DOCUMENT EXTRACT =>
★ ★ ★ ★ ★ ★ ★
3 High-level Corpus Functionality🔗

The bindings documented in this section are provided by ricoeur/tei, but not by ricoeur/tei/base.

Many applications work with entire collections of TEI documents at least as often as with individual documents. This library provides corpus objects (instances of corpus% or a subclass) to bundle collections of TEI documents with related functionality. The corpus object system is also the primary hook for tools to integrate with the larger Digital Ricœur application architecture.

3.1 Working with Corpus Objects🔗

parameter

(current-corpus)  (is-a?/c corpus%)

(current-corpus corpus)  void?
  corpus : (is-a?/c corpus%)
 = empty-corpus
Contains a corpus object for use by high-level functions like get-instance-info-set and get-checksum-table.

In practice, this parameter should usually be initialized with a directory-corpus% instance.

Returns an instance set containing an instance info value for each TEI document encapsulated by (current-corpus).

Note that the returned instance set does not contain the TEI document values with which the corpus was created. Corpus objects generally avoid retaining their encapsulated TEI document values after initialization. Currently, the result of (get-instance-info-set) always satisfies (instance-set/c plain-instance-info?), but that is not guaranteed to be true in future versions of this library.

procedure

(get-checksum-table)  checksum-table/c

value

checksum-table/c : flat-contract?

 = 
(hash/c symbol?
        symbol?
        #:immutable #t)
Returns an immutable hash table summarizing the identity of the TEI documents encapsulated by (current-corpus).

For each TEI document doc, the returned hash table will have a key of (instance-title/symbol doc) mapped to the value (tei-document-checksum doc). Thus, any two corpus objects that return equal? hash tables, even across runs of the program, are guaranteed to encapsulate the very same TEI documents.

procedure

(corpus-get-instance-info-set corpus)  (instance-set/c)

  corpus : (is-a?/c corpus%)
★ ★ ★ ★ ★ ★ ★
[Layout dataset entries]
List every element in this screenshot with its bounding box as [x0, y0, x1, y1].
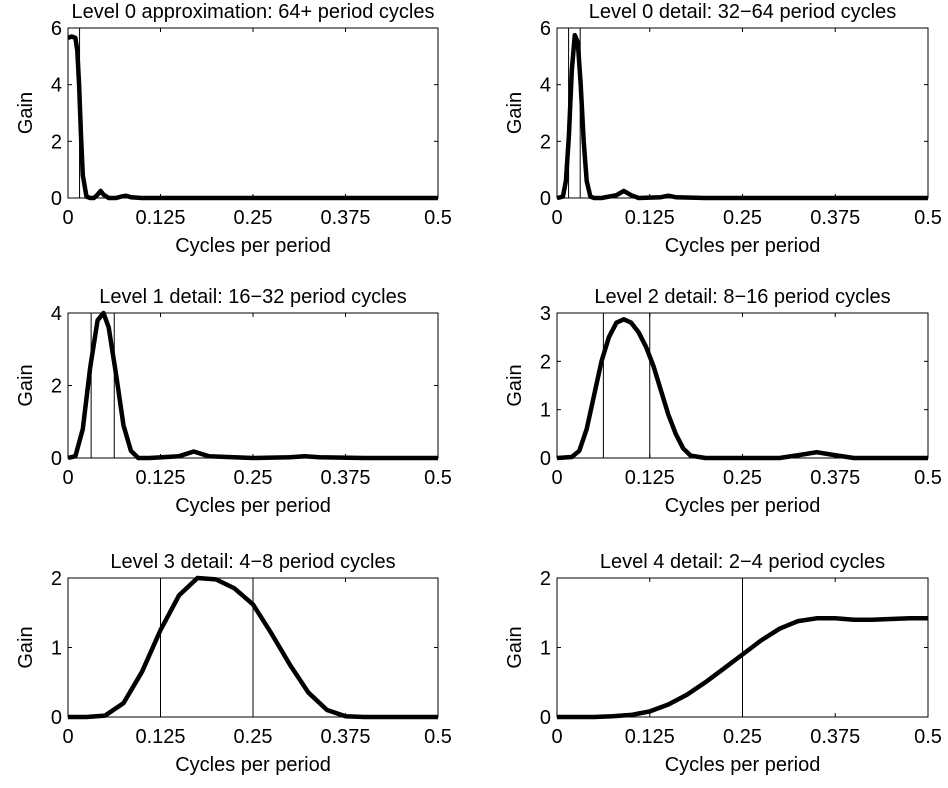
x-tick-label: 0.375: [810, 726, 860, 748]
x-tick-label: 0.25: [234, 207, 273, 229]
y-tick-label: 1: [540, 400, 551, 422]
data-line: [557, 616, 928, 720]
x-tick-label: 0.125: [625, 467, 675, 489]
y-tick-label: 2: [540, 568, 551, 590]
y-tick-label: 4: [51, 75, 62, 97]
x-tick-label: 0.5: [424, 207, 452, 229]
axes-frame: [67, 27, 439, 199]
x-axis-label: Cycles per period: [175, 235, 331, 257]
x-tick-label: 0.125: [135, 207, 185, 229]
x-tick-label: 0.375: [320, 207, 370, 229]
axes-frame: [556, 312, 929, 459]
axes-frame: [556, 577, 929, 718]
x-tick-label: 0.375: [810, 467, 860, 489]
y-tick-label: 0: [540, 188, 551, 210]
y-tick-label: 0: [51, 448, 62, 470]
x-tick-label: 0: [551, 207, 562, 229]
y-tick-label: 0: [51, 188, 62, 210]
subplot-title: Level 0 detail: 32−64 period cycles: [589, 1, 896, 23]
subplot: Level 1 detail: 16−32 period cycles Cycle…: [15, 286, 452, 517]
x-tick-label: 0.25: [234, 467, 273, 489]
x-tick-label: 0.125: [135, 726, 185, 748]
data-line: [557, 317, 928, 461]
y-tick-label: 1: [51, 638, 62, 660]
subplot: Level 4 detail: 2−4 period cycles Cycles …: [504, 551, 942, 776]
y-tick-label: 2: [540, 131, 551, 153]
y-tick-label: 0: [540, 707, 551, 729]
x-tick-label: 0.375: [810, 207, 860, 229]
y-tick-label: 6: [540, 18, 551, 40]
subplot-title: Level 4 detail: 2−4 period cycles: [600, 551, 885, 573]
x-tick-label: 0.125: [625, 726, 675, 748]
subplot: Level 0 detail: 32−64 period cycles Cycle…: [504, 1, 942, 257]
x-tick-label: 0.25: [723, 467, 762, 489]
subplot: Level 3 detail: 4−8 period cycles Cycles …: [15, 551, 452, 776]
y-axis-label: Gain: [15, 92, 37, 134]
x-axis-label: Cycles per period: [665, 235, 821, 257]
y-tick-label: 1: [540, 638, 551, 660]
x-tick-label: 0.25: [234, 726, 273, 748]
axes-frame: [67, 312, 439, 459]
y-tick-label: 2: [540, 351, 551, 373]
y-axis-label: Gain: [504, 92, 526, 134]
subplot-title: Level 0 approximation: 64+ period cycles: [72, 1, 435, 23]
y-tick-label: 4: [51, 303, 62, 325]
y-tick-label: 2: [51, 568, 62, 590]
y-axis-label: Gain: [15, 626, 37, 668]
x-tick-label: 0: [551, 726, 562, 748]
y-tick-label: 0: [540, 448, 551, 470]
x-tick-label: 0.125: [135, 467, 185, 489]
x-axis-label: Cycles per period: [175, 495, 331, 517]
x-tick-label: 0.5: [424, 467, 452, 489]
x-tick-label: 0.25: [723, 207, 762, 229]
data-line: [68, 310, 438, 461]
x-tick-label: 0.5: [424, 726, 452, 748]
y-tick-label: 3: [540, 303, 551, 325]
y-axis-label: Gain: [15, 364, 37, 406]
x-tick-label: 0.5: [914, 467, 942, 489]
subplot-title: Level 1 detail: 16−32 period cycles: [99, 286, 406, 308]
x-tick-label: 0: [62, 726, 73, 748]
y-tick-label: 6: [51, 18, 62, 40]
subplot: Level 0 approximation: 64+ period cycles…: [15, 1, 452, 257]
x-tick-label: 0.25: [723, 726, 762, 748]
subplot-title: Level 3 detail: 4−8 period cycles: [110, 551, 395, 573]
y-tick-label: 4: [540, 75, 551, 97]
x-tick-label: 0: [62, 207, 73, 229]
x-axis-label: Cycles per period: [175, 754, 331, 776]
x-tick-label: 0: [551, 467, 562, 489]
subplot-title: Level 2 detail: 8−16 period cycles: [594, 286, 890, 308]
x-tick-label: 0.375: [320, 467, 370, 489]
y-tick-label: 2: [51, 131, 62, 153]
axes-frame: [556, 27, 929, 199]
axes-frame: [67, 577, 439, 718]
y-tick-label: 2: [51, 376, 62, 398]
data-line: [68, 34, 438, 201]
y-axis-label: Gain: [504, 626, 526, 668]
x-tick-label: 0.5: [914, 726, 942, 748]
data-line: [557, 32, 928, 201]
y-tick-label: 0: [51, 707, 62, 729]
subplot: Level 2 detail: 8−16 period cycles Cycles…: [504, 286, 942, 517]
x-axis-label: Cycles per period: [665, 754, 821, 776]
x-tick-label: 0.375: [320, 726, 370, 748]
x-tick-label: 0.5: [914, 207, 942, 229]
y-axis-label: Gain: [504, 364, 526, 406]
x-tick-label: 0.125: [625, 207, 675, 229]
x-axis-label: Cycles per period: [665, 495, 821, 517]
x-tick-label: 0: [62, 467, 73, 489]
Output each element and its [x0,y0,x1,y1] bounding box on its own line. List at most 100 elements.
★ ★ ★ ★ ★ ★ ★
WHAT TO DO =>
1. In the corpus documentation, what kind of instance should usually be used to initialize the current-corpus parameter?
2. Reproduce the part of the corpus documentation starting with "(current-corpus)  (is-a?/c corpus%)" and going on through "document encapsulated by (current-corpus).".

FINAL ANSWERS =>
1. A directory-corpus% instance.

2.
(current-corpus)  (is-a?/c corpus%)

(current-corpus corpus)  void?
  corpus : (is-a?/c corpus%)
 = empty-corpus
Contains a corpus object for use by high-level functions like get-instance-info-set and get-checksum-table.

In practice, this parameter should usually be initialized with a directory-corpus% instance.

Returns an instance set containing an instance info value for each TEI document encapsulated by (current-corpus).